Your objective - Pull out every line below that contains the word "type".

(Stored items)
######
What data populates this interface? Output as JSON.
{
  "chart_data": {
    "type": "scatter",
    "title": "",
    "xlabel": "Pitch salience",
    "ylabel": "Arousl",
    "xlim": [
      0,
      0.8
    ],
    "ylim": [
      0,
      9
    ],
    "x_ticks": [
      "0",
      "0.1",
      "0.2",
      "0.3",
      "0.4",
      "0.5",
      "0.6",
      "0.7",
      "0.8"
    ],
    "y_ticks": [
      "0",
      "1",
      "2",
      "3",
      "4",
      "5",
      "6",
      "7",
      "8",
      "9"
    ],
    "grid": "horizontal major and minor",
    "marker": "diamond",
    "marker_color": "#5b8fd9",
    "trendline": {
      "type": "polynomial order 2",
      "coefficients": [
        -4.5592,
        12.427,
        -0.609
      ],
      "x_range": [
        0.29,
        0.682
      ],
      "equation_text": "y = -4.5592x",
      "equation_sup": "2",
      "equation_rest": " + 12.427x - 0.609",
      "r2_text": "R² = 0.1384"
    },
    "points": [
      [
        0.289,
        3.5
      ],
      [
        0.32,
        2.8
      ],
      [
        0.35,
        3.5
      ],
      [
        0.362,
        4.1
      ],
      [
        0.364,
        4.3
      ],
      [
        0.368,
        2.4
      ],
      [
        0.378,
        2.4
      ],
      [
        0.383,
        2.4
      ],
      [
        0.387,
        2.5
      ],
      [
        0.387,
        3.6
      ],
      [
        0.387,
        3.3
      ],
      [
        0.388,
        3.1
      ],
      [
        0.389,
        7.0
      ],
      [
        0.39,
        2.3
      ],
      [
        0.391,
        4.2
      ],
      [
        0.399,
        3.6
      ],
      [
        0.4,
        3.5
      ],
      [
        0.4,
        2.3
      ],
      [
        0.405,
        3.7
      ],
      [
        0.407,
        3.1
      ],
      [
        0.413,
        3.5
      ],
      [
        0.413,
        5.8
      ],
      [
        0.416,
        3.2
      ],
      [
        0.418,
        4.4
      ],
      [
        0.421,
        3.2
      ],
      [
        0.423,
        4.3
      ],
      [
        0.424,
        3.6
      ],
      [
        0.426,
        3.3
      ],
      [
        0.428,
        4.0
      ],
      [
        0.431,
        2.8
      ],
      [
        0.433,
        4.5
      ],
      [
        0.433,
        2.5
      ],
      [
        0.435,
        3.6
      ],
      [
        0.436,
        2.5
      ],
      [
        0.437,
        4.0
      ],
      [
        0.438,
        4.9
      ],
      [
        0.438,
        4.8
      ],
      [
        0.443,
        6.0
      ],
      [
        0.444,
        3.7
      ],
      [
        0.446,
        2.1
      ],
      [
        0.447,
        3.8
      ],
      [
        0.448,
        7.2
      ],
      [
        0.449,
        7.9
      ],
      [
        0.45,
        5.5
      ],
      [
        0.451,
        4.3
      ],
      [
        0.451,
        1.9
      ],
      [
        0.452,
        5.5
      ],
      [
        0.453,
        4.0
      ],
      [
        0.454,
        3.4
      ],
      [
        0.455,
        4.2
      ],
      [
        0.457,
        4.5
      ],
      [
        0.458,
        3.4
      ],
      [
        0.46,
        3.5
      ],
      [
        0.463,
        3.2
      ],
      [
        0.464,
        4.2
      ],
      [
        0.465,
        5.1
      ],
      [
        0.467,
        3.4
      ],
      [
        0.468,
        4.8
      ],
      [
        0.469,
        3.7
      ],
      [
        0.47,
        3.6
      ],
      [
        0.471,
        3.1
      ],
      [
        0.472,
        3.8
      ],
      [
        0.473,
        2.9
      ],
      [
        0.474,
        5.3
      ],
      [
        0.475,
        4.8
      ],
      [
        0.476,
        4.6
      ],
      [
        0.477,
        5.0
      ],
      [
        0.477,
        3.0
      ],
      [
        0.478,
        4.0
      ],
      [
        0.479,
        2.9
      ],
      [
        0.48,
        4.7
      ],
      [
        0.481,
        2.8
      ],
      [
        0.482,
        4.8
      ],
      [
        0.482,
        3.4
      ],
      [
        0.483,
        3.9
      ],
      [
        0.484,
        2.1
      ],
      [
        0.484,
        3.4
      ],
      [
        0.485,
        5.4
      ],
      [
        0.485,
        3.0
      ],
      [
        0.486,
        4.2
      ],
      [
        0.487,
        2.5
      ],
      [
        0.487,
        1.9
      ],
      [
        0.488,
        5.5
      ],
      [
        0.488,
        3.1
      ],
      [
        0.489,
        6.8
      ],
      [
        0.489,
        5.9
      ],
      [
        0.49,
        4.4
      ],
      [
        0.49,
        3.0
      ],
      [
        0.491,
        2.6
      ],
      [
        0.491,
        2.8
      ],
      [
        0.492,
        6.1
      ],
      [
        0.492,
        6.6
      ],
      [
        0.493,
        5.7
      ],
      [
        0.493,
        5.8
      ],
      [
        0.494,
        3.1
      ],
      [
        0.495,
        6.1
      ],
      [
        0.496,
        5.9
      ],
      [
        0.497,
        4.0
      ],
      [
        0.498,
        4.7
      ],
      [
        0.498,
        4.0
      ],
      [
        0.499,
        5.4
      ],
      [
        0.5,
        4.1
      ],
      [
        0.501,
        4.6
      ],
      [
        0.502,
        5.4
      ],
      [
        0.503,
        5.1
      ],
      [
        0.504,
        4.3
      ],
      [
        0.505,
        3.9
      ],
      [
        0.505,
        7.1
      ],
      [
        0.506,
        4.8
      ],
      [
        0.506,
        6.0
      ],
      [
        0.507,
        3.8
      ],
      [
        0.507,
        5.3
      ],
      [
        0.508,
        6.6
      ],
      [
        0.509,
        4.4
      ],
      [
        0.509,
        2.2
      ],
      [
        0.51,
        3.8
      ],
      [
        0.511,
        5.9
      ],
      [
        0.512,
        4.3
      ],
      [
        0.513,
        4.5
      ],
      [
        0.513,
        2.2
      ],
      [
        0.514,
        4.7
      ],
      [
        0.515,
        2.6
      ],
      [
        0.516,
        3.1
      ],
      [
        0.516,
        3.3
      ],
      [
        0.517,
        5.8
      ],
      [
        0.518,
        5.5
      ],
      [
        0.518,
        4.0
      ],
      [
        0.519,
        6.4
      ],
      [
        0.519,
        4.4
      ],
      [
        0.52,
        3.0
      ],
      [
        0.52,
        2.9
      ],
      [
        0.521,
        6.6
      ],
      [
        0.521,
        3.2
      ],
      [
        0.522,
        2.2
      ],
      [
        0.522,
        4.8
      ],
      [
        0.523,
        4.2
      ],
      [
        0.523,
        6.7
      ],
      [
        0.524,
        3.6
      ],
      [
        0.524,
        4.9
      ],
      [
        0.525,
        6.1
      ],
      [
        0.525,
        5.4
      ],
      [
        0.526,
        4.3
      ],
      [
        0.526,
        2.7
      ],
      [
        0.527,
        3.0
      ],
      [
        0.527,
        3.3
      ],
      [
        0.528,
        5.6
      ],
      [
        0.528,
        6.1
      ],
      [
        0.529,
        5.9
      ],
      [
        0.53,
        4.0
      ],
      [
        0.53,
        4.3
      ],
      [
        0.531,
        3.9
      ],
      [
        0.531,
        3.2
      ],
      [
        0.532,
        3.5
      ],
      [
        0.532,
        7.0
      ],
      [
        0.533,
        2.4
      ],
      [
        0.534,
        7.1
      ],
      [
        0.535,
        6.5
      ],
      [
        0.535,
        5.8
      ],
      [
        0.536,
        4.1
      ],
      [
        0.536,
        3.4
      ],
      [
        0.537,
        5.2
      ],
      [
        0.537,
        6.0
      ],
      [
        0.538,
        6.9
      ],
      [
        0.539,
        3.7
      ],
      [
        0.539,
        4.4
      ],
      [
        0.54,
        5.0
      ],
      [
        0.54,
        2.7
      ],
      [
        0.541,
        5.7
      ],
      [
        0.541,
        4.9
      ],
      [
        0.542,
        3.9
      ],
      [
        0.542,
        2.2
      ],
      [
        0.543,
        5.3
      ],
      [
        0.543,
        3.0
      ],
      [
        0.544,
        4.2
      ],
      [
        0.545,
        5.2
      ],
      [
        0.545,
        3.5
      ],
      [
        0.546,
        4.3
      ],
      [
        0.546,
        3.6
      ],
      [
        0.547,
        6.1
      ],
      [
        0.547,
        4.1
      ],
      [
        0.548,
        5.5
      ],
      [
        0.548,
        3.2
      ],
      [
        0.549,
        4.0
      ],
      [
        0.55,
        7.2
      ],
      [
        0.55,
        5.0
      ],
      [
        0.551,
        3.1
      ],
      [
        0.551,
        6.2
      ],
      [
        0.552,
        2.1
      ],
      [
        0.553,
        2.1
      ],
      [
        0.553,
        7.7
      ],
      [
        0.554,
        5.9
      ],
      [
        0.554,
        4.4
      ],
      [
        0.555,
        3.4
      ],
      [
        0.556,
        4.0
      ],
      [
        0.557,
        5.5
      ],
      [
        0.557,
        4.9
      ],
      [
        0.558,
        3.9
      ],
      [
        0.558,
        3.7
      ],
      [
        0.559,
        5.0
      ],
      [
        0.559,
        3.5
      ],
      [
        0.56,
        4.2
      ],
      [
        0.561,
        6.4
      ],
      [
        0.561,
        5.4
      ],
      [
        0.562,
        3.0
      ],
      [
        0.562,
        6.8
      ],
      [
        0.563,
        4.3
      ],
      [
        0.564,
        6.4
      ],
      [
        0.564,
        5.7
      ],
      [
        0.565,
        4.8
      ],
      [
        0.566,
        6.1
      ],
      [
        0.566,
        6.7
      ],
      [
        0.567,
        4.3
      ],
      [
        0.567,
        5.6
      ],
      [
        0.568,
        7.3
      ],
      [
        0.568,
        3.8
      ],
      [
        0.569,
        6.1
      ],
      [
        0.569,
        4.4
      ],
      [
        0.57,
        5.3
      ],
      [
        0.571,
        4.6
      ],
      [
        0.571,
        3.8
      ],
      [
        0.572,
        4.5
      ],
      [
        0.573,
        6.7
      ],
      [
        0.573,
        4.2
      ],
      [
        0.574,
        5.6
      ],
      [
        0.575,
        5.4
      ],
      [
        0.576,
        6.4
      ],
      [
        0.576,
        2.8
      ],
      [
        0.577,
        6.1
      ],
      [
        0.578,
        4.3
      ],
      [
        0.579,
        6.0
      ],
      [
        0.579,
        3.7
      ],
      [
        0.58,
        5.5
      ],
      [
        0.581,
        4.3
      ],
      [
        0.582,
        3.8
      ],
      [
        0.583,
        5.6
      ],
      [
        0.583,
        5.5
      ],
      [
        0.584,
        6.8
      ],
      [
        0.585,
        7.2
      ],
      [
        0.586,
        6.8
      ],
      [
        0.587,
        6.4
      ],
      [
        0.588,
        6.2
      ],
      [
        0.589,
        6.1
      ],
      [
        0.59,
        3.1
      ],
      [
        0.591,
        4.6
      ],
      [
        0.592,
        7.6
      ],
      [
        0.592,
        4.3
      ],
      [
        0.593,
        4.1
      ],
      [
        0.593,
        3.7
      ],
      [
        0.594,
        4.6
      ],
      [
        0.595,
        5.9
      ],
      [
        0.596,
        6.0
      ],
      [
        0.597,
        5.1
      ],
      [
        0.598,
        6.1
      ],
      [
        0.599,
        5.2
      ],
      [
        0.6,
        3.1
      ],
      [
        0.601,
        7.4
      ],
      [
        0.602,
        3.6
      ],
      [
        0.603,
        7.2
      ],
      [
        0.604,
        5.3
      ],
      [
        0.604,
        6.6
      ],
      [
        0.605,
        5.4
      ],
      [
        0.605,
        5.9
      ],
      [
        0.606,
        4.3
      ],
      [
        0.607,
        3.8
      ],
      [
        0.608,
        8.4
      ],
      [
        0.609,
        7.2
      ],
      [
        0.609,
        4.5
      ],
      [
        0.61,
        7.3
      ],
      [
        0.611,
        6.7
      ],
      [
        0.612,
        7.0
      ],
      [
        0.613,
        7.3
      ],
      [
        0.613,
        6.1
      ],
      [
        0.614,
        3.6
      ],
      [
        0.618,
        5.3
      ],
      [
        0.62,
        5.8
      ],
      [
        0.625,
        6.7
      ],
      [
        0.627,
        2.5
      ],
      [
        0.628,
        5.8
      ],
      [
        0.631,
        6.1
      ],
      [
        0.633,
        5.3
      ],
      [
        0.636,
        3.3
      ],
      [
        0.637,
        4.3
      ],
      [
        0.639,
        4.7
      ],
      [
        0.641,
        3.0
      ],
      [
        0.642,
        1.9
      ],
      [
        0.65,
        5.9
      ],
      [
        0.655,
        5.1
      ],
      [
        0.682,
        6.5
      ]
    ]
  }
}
######
Final result -
    "type": "scatter",
      "type": "polynomial order 2",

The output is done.